═════ Information given ═════

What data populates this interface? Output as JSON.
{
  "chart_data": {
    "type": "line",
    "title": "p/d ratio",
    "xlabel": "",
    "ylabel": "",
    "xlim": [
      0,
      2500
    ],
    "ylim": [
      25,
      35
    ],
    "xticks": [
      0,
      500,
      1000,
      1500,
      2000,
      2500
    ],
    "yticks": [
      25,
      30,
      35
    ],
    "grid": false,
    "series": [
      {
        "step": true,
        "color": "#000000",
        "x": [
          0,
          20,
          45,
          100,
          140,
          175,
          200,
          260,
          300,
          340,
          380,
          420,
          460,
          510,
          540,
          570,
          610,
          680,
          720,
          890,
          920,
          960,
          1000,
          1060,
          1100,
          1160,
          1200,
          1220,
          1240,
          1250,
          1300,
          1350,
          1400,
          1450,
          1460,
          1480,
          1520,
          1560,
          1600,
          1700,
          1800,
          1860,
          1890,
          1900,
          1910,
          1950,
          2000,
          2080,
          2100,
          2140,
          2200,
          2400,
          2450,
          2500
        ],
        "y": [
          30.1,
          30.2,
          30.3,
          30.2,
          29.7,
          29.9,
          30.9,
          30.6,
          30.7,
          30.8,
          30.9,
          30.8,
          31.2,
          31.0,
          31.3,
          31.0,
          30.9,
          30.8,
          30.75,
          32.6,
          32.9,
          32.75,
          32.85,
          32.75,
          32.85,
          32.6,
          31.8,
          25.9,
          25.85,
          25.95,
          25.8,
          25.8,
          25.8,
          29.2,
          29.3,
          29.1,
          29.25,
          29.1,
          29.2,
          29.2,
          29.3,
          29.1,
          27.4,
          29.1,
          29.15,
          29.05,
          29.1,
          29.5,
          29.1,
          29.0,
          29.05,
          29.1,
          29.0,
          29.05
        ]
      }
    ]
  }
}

═════

## Goal
Extract the whole listing, character for character.

## Response for this exercise
What data populates this interface? Output as JSON.
{
  "chart_data": {
    "type": "line",
    "title": "p/d ratio",
    "xlabel": "",
    "ylabel": "",
    "xlim": [
      0,
      2500
    ],
    "ylim": [
      25,
      35
    ],
    "xticks": [
      0,
      500,
      1000,
      1500,
      2000,
      2500
    ],
    "yticks": [
      25,
      30,
      35
    ],
    "grid": false,
    "series": [
      {
        "step": true,
        "color": "#000000",
        "x": [
          0,
          20,
          45,
          100,
          140,
          175,
          200,
          260,
          300,
          340,
          380,
          420,
          460,
          510,
          540,
          570,
          610,
          680,
          720,
          890,
          920,
          960,
          1000,
          1060,
          1100,
          1160,
          1200,
          1220,
          1240,
          1250,
          1300,
          1350,
          1400,
          1450,
          1460,
          1480,
          1520,
          1560,
          1600,
          1700,
          1800,
          1860,
          1890,
          1900,
          1910,
          1950,
          2000,
          2080,
          2100,
          2140,
          2200,
          2400,
          2450,
          2500
        ],
        "y": [
          30.1,
          30.2,
          30.3,
          30.2,
          29.7,
          29.9,
          30.9,
          30.6,
          30.7,
          30.8,
          30.9,
          30.8,
          31.2,
          31.0,
          31.3,
          31.0,
          30.9,
          30.8,
          30.75,
          32.6,
          32.9,
          32.75,
          32.85,
          32.75,
          32.85,
          32.6,
          31.8,
          25.9,
          25.85,
          25.95,
          25.8,
          25.8,
          25.8,
          29.2,
          29.3,
          29.1,
          29.25,
          29.1,
          29.2,
          29.2,
          29.3,
          29.1,
          27.4,
          29.1,
          29.15,
          29.05,
          29.1,
          29.5,
          29.1,
          29.0,
          29.05,
          29.1,
          29.0,
          29.05
        ]
      }
    ]
  }
}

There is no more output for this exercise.